● To do: Look through the data below and work out how many lines contain the string "this". Give the number alone.

● The data:
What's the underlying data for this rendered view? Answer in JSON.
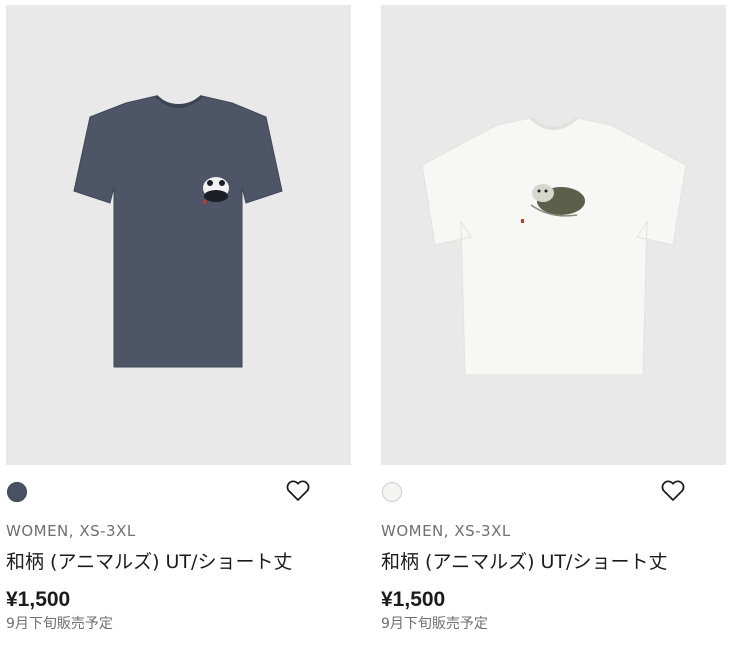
{
  "products": [
    {
      "swatch_color": "#495263",
      "shirt_color": "#4d5566",
      "print": "panda-icon",
      "meta": "WOMEN, XS-3XL",
      "title": "和柄 (アニマルズ) UT/ショート丈",
      "price": "¥1,500",
      "note": "9月下旬販売予定"
    },
    {
      "swatch_color": "#f4f4f2",
      "shirt_color": "#f7f7f5",
      "print": "cat-icon",
      "meta": "WOMEN, XS-3XL",
      "title": "和柄 (アニマルズ) UT/ショート丈",
      "price": "¥1,500",
      "note": "9月下旬販売予定"
    }
  ]
}
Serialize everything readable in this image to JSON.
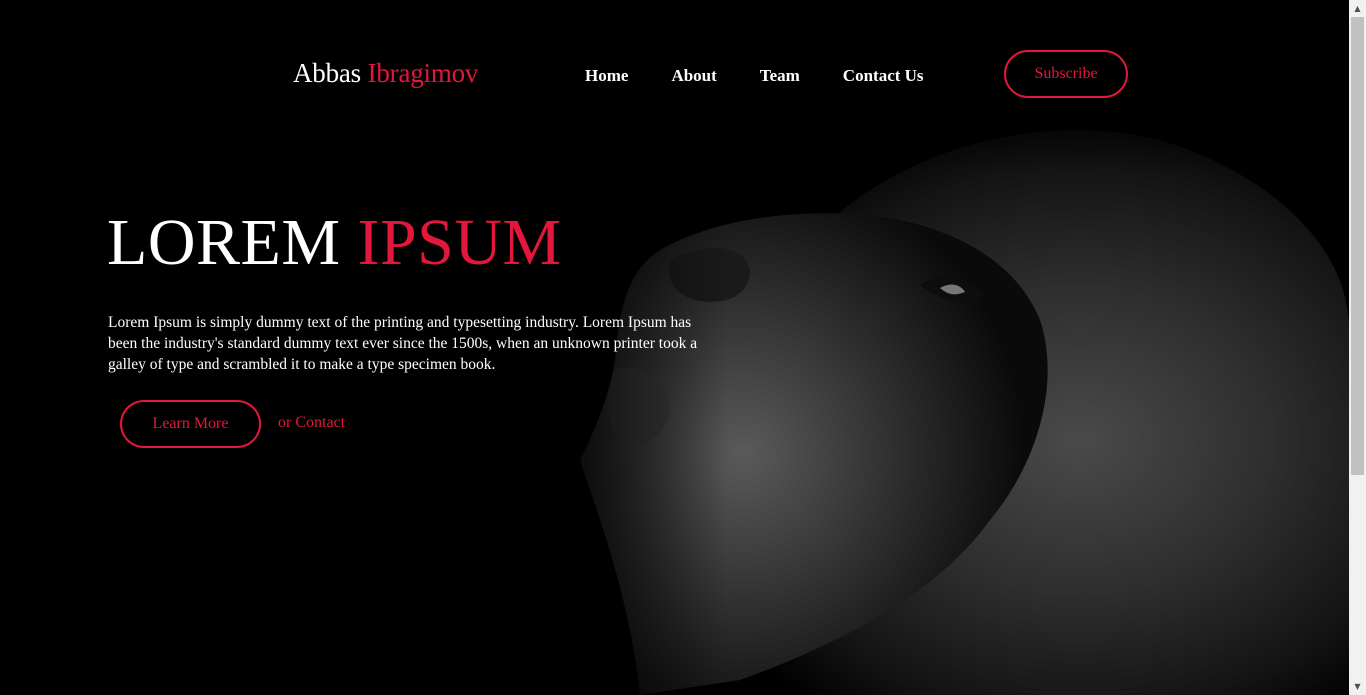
{
  "header": {
    "logo_first": "Abbas",
    "logo_last": "Ibragimov",
    "nav": [
      {
        "label": "Home"
      },
      {
        "label": "About"
      },
      {
        "label": "Team"
      },
      {
        "label": "Contact Us"
      }
    ],
    "subscribe_label": "Subscribe"
  },
  "hero": {
    "title_white": "LOREM",
    "title_red": "IPSUM",
    "paragraph": "Lorem Ipsum is simply dummy text of the printing and typesetting industry. Lorem Ipsum has been the industry's standard dummy text ever since the 1500s, when an unknown printer took a galley of type and scrambled it to make a type specimen book.",
    "learn_more_label": "Learn More",
    "contact_label": "or Contact",
    "image_subject": "lion-photo"
  },
  "colors": {
    "accent": "#e3173b",
    "background": "#000000",
    "text": "#ffffff"
  },
  "scrollbar": {
    "up_icon": "▲",
    "down_icon": "▼"
  }
}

● Problem solution: 2